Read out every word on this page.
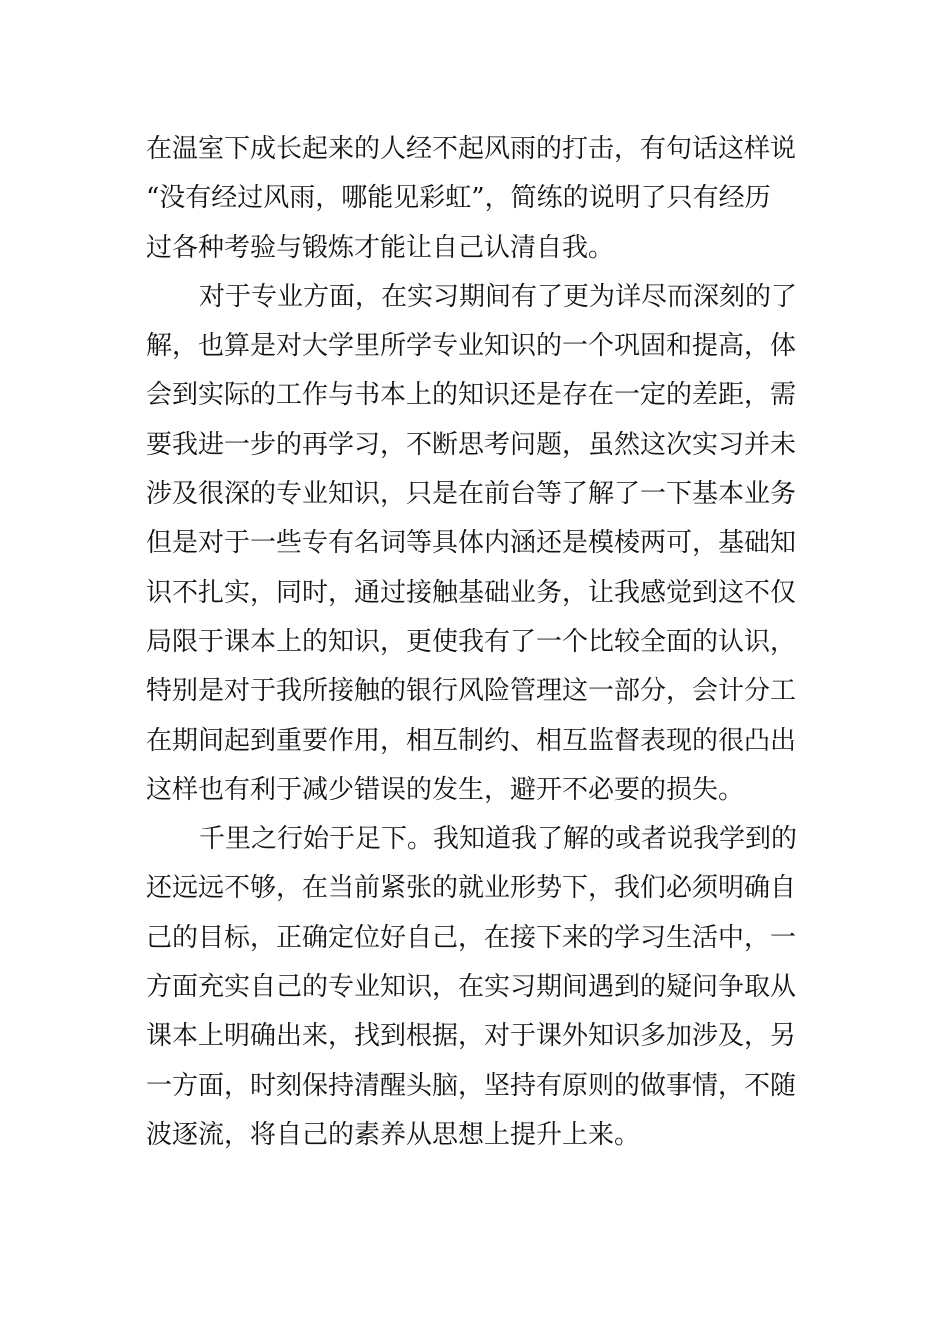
在温室下成长起来的人经不起风雨的打击，有句话这样说
“没有经过风雨，哪能见彩虹”，简练的说明了只有经历
过各种考验与锻炼才能让自己认清自我。
对于专业方面，在实习期间有了更为详尽而深刻的了
解，也算是对大学里所学专业知识的一个巩固和提高，体
会到实际的工作与书本上的知识还是存在一定的差距，需
要我进一步的再学习，不断思考问题，虽然这次实习并未
涉及很深的专业知识，只是在前台等了解了一下基本业务
但是对于一些专有名词等具体内涵还是模棱两可，基础知
识不扎实，同时，通过接触基础业务，让我感觉到这不仅
局限于课本上的知识，更使我有了一个比较全面的认识，
特别是对于我所接触的银行风险管理这一部分，会计分工
在期间起到重要作用，相互制约、相互监督表现的很凸出
这样也有利于减少错误的发生，避开不必要的损失。
千里之行始于足下。我知道我了解的或者说我学到的
还远远不够，在当前紧张的就业形势下，我们必须明确自
己的目标，正确定位好自己，在接下来的学习生活中，一
方面充实自己的专业知识，在实习期间遇到的疑问争取从
课本上明确出来，找到根据，对于课外知识多加涉及，另
一方面，时刻保持清醒头脑，坚持有原则的做事情，不随
波逐流，将自己的素养从思想上提升上来。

============

_What you should do_: Reproduce all entries exactly. Pictures do not belong in the copy.

_The answer_:
Read out every word on this page.
在温室下成长起来的人经不起风雨的打击，有句话这样说
“没有经过风雨，哪能见彩虹”，简练的说明了只有经历
过各种考验与锻炼才能让自己认清自我。
对于专业方面，在实习期间有了更为详尽而深刻的了
解，也算是对大学里所学专业知识的一个巩固和提高，体
会到实际的工作与书本上的知识还是存在一定的差距，需
要我进一步的再学习，不断思考问题，虽然这次实习并未
涉及很深的专业知识，只是在前台等了解了一下基本业务
但是对于一些专有名词等具体内涵还是模棱两可，基础知
识不扎实，同时，通过接触基础业务，让我感觉到这不仅
局限于课本上的知识，更使我有了一个比较全面的认识，
特别是对于我所接触的银行风险管理这一部分，会计分工
在期间起到重要作用，相互制约、相互监督表现的很凸出
这样也有利于减少错误的发生，避开不必要的损失。
千里之行始于足下。我知道我了解的或者说我学到的
还远远不够，在当前紧张的就业形势下，我们必须明确自
己的目标，正确定位好自己，在接下来的学习生活中，一
方面充实自己的专业知识，在实习期间遇到的疑问争取从
课本上明确出来，找到根据，对于课外知识多加涉及，另
一方面，时刻保持清醒头脑，坚持有原则的做事情，不随
波逐流，将自己的素养从思想上提升上来。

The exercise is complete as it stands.